== Short exercise ==
Write out the listing below again, precisely as it is given.

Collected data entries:
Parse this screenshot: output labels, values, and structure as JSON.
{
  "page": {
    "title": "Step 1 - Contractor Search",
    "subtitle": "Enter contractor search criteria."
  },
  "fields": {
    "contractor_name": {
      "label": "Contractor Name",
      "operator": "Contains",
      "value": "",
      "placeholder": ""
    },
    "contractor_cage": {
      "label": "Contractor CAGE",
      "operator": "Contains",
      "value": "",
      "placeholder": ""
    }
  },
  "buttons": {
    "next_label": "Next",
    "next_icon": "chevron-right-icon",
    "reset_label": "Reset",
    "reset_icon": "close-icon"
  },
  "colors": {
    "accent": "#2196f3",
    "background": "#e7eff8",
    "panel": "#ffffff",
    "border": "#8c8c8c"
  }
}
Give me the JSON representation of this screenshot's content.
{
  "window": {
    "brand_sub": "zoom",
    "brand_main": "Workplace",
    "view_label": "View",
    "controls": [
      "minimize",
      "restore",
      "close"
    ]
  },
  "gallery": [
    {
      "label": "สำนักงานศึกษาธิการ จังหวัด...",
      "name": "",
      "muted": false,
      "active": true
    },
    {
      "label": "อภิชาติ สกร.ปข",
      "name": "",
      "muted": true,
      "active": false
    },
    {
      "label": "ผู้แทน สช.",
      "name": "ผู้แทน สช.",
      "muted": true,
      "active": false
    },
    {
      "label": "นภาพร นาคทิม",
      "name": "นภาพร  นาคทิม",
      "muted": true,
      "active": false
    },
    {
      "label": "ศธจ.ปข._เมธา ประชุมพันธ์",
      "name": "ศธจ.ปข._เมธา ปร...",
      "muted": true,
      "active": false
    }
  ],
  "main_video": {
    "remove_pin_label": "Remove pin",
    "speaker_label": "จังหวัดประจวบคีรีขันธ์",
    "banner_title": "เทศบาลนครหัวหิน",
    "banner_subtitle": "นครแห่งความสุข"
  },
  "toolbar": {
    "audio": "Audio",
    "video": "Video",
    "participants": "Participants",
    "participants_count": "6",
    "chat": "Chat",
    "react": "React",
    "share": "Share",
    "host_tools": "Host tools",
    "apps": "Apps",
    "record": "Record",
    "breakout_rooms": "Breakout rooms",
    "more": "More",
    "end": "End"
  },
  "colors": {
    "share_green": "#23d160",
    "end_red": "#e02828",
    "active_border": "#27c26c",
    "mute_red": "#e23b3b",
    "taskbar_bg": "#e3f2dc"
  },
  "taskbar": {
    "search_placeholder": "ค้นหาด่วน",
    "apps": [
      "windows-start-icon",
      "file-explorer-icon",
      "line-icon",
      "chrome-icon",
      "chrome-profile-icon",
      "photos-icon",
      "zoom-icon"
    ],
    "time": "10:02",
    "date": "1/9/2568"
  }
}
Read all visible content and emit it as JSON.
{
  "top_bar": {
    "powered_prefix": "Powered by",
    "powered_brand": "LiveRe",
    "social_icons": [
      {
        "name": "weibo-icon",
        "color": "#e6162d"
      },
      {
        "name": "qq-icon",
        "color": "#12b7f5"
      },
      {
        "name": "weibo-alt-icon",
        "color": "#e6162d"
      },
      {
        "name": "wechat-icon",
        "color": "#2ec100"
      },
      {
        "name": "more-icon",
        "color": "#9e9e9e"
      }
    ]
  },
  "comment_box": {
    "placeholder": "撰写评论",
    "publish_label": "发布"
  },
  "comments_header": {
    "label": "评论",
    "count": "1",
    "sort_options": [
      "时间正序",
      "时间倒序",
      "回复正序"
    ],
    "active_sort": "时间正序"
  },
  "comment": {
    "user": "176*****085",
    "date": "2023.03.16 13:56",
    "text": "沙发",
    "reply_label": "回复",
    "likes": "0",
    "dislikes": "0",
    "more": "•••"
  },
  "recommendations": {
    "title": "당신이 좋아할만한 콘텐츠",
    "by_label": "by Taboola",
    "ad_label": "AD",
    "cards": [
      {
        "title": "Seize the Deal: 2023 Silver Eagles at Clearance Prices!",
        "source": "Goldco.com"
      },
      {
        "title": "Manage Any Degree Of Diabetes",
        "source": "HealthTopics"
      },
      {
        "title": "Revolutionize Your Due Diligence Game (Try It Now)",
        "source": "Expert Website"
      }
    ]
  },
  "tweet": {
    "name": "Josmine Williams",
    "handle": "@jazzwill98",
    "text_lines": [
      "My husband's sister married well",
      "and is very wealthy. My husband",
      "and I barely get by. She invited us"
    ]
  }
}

== Answer for the task ==
Parse this screenshot: output labels, values, and structure as JSON.
{
  "page": {
    "title": "Step 1 - Contractor Search",
    "subtitle": "Enter contractor search criteria."
  },
  "fields": {
    "contractor_name": {
      "label": "Contractor Name",
      "operator": "Contains",
      "value": "",
      "placeholder": ""
    },
    "contractor_cage": {
      "label": "Contractor CAGE",
      "operator": "Contains",
      "value": "",
      "placeholder": ""
    }
  },
  "buttons": {
    "next_label": "Next",
    "next_icon": "chevron-right-icon",
    "reset_label": "Reset",
    "reset_icon": "close-icon"
  },
  "colors": {
    "accent": "#2196f3",
    "background": "#e7eff8",
    "panel": "#ffffff",
    "border": "#8c8c8c"
  }
}
Give me the JSON representation of this screenshot's content.
{
  "window": {
    "brand_sub": "zoom",
    "brand_main": "Workplace",
    "view_label": "View",
    "controls": [
      "minimize",
      "restore",
      "close"
    ]
  },
  "gallery": [
    {
      "label": "สำนักงานศึกษาธิการ จังหวัด...",
      "name": "",
      "muted": false,
      "active": true
    },
    {
      "label": "อภิชาติ สกร.ปข",
      "name": "",
      "muted": true,
      "active": false
    },
    {
      "label": "ผู้แทน สช.",
      "name": "ผู้แทน สช.",
      "muted": true,
      "active": false
    },
    {
      "label": "นภาพร นาคทิม",
      "name": "นภาพร  นาคทิม",
      "muted": true,
      "active": false
    },
    {
      "label": "ศธจ.ปข._เมธา ประชุมพันธ์",
      "name": "ศธจ.ปข._เมธา ปร...",
      "muted": true,
      "active": false
    }
  ],
  "main_video": {
    "remove_pin_label": "Remove pin",
    "speaker_label": "จังหวัดประจวบคีรีขันธ์",
    "banner_title": "เทศบาลนครหัวหิน",
    "banner_subtitle": "นครแห่งความสุข"
  },
  "toolbar": {
    "audio": "Audio",
    "video": "Video",
    "participants": "Participants",
    "participants_count": "6",
    "chat": "Chat",
    "react": "React",
    "share": "Share",
    "host_tools": "Host tools",
    "apps": "Apps",
    "record": "Record",
    "breakout_rooms": "Breakout rooms",
    "more": "More",
    "end": "End"
  },
  "colors": {
    "share_green": "#23d160",
    "end_red": "#e02828",
    "active_border": "#27c26c",
    "mute_red": "#e23b3b",
    "taskbar_bg": "#e3f2dc"
  },
  "taskbar": {
    "search_placeholder": "ค้นหาด่วน",
    "apps": [
      "windows-start-icon",
      "file-explorer-icon",
      "line-icon",
      "chrome-icon",
      "chrome-profile-icon",
      "photos-icon",
      "zoom-icon"
    ],
    "time": "10:02",
    "date": "1/9/2568"
  }
}
Read all visible content and emit it as JSON.
{
  "top_bar": {
    "powered_prefix": "Powered by",
    "powered_brand": "LiveRe",
    "social_icons": [
      {
        "name": "weibo-icon",
        "color": "#e6162d"
      },
      {
        "name": "qq-icon",
        "color": "#12b7f5"
      },
      {
        "name": "weibo-alt-icon",
        "color": "#e6162d"
      },
      {
        "name": "wechat-icon",
        "color": "#2ec100"
      },
      {
        "name": "more-icon",
        "color": "#9e9e9e"
      }
    ]
  },
  "comment_box": {
    "placeholder": "撰写评论",
    "publish_label": "发布"
  },
  "comments_header": {
    "label": "评论",
    "count": "1",
    "sort_options": [
      "时间正序",
      "时间倒序",
      "回复正序"
    ],
    "active_sort": "时间正序"
  },
  "comment": {
    "user": "176*****085",
    "date": "2023.03.16 13:56",
    "text": "沙发",
    "reply_label": "回复",
    "likes": "0",
    "dislikes": "0",
    "more": "•••"
  },
  "recommendations": {
    "title": "당신이 좋아할만한 콘텐츠",
    "by_label": "by Taboola",
    "ad_label": "AD",
    "cards": [
      {
        "title": "Seize the Deal: 2023 Silver Eagles at Clearance Prices!",
        "source": "Goldco.com"
      },
      {
        "title": "Manage Any Degree Of Diabetes",
        "source": "HealthTopics"
      },
      {
        "title": "Revolutionize Your Due Diligence Game (Try It Now)",
        "source": "Expert Website"
      }
    ]
  },
  "tweet": {
    "name": "Josmine Williams",
    "handle": "@jazzwill98",
    "text_lines": [
      "My husband's sister married well",
      "and is very wealthy. My husband",
      "and I barely get by. She invited us"
    ]
  }
}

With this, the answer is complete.